--- BEGIN Supplied records ---
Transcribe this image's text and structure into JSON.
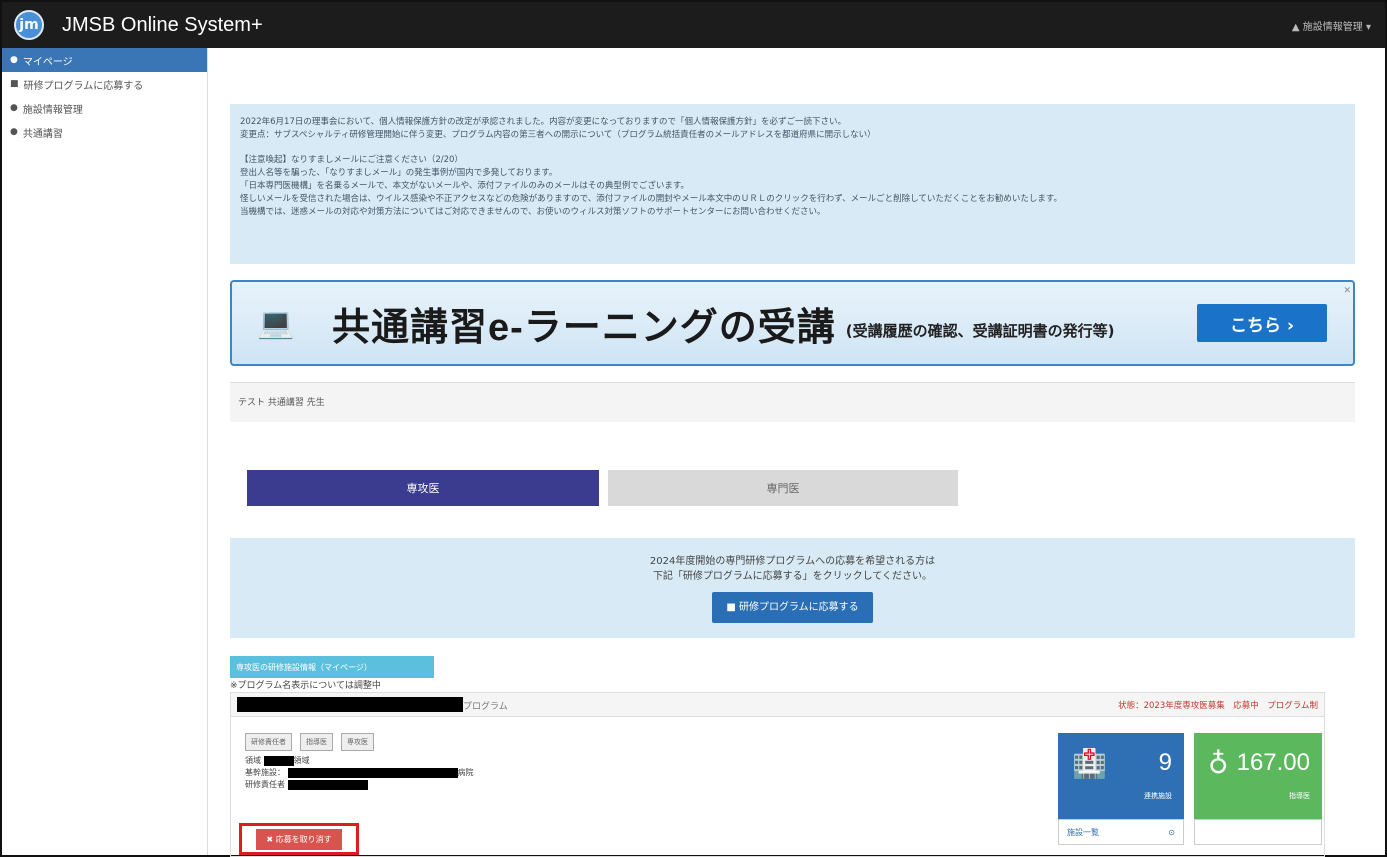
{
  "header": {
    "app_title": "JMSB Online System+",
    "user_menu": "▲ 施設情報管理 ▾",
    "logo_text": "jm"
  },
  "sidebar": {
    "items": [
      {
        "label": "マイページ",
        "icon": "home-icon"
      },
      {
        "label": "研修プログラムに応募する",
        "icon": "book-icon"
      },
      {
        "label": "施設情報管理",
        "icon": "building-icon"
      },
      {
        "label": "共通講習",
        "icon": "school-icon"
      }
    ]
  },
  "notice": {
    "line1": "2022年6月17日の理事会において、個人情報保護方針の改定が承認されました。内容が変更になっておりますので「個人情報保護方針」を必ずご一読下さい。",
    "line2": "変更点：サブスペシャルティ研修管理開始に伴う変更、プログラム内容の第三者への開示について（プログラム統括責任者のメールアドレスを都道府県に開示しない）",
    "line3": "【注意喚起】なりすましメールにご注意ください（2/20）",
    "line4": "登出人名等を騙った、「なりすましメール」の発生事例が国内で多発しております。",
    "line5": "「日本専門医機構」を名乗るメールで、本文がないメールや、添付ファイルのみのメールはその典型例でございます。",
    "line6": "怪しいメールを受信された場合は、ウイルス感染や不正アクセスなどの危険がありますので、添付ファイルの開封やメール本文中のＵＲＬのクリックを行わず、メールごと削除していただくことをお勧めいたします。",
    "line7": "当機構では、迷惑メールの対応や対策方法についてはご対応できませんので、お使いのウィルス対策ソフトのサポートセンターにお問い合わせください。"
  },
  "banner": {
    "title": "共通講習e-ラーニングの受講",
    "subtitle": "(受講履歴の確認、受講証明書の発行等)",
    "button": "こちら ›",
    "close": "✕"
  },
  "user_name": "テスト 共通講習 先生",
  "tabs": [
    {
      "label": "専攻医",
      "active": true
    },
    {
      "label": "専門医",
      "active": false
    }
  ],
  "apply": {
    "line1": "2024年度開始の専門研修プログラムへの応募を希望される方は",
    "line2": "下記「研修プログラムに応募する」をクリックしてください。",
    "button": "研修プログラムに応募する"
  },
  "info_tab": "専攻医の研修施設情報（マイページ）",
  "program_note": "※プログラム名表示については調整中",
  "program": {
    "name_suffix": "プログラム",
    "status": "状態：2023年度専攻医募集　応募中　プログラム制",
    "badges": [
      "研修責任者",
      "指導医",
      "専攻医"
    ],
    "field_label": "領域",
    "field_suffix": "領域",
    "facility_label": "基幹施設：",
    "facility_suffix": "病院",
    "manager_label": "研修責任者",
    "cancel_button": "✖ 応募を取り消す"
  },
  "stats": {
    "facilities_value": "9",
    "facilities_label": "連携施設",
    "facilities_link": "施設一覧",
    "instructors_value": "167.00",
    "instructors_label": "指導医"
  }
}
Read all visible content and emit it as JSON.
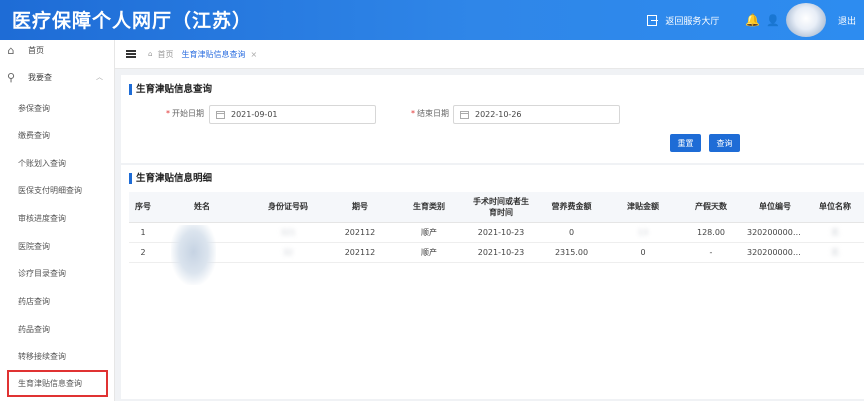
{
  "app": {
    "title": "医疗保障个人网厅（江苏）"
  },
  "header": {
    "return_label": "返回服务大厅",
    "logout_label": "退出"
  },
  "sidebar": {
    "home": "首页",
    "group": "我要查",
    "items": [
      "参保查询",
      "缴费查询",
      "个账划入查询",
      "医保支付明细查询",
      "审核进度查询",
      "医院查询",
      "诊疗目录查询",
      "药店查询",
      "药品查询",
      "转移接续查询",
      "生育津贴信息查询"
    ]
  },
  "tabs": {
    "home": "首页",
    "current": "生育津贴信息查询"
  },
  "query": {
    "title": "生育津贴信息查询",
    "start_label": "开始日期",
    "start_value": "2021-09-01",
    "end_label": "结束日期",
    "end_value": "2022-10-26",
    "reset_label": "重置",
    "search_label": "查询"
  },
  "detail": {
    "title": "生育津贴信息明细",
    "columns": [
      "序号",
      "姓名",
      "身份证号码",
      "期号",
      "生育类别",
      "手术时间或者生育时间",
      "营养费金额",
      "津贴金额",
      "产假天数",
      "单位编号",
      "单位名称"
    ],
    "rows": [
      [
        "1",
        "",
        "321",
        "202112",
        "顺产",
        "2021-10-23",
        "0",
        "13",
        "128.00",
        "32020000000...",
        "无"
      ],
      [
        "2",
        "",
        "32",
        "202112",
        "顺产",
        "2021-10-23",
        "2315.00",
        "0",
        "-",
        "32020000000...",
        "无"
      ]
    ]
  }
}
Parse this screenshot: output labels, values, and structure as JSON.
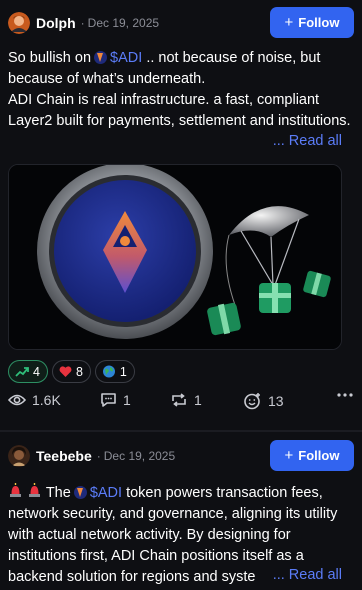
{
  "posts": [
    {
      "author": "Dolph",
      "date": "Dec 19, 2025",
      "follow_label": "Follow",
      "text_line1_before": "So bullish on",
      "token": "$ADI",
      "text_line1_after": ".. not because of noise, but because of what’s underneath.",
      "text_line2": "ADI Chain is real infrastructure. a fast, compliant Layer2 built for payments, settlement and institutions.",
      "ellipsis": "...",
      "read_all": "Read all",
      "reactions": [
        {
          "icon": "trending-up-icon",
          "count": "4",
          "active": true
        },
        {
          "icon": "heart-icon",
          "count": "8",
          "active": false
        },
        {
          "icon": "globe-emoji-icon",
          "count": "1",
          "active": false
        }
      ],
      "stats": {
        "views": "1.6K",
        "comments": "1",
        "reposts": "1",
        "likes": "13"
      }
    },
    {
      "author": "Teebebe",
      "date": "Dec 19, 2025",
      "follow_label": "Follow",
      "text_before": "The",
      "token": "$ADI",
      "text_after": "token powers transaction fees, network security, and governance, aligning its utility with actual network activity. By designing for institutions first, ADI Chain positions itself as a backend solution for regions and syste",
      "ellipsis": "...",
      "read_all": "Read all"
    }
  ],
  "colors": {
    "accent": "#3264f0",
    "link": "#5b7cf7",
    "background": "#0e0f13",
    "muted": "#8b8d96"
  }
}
--- END Supplied records ---
● **Exercise task**
Tell how many lines in the material contain the word "icon". Only the number is wanted.

● **Finished exercise**
7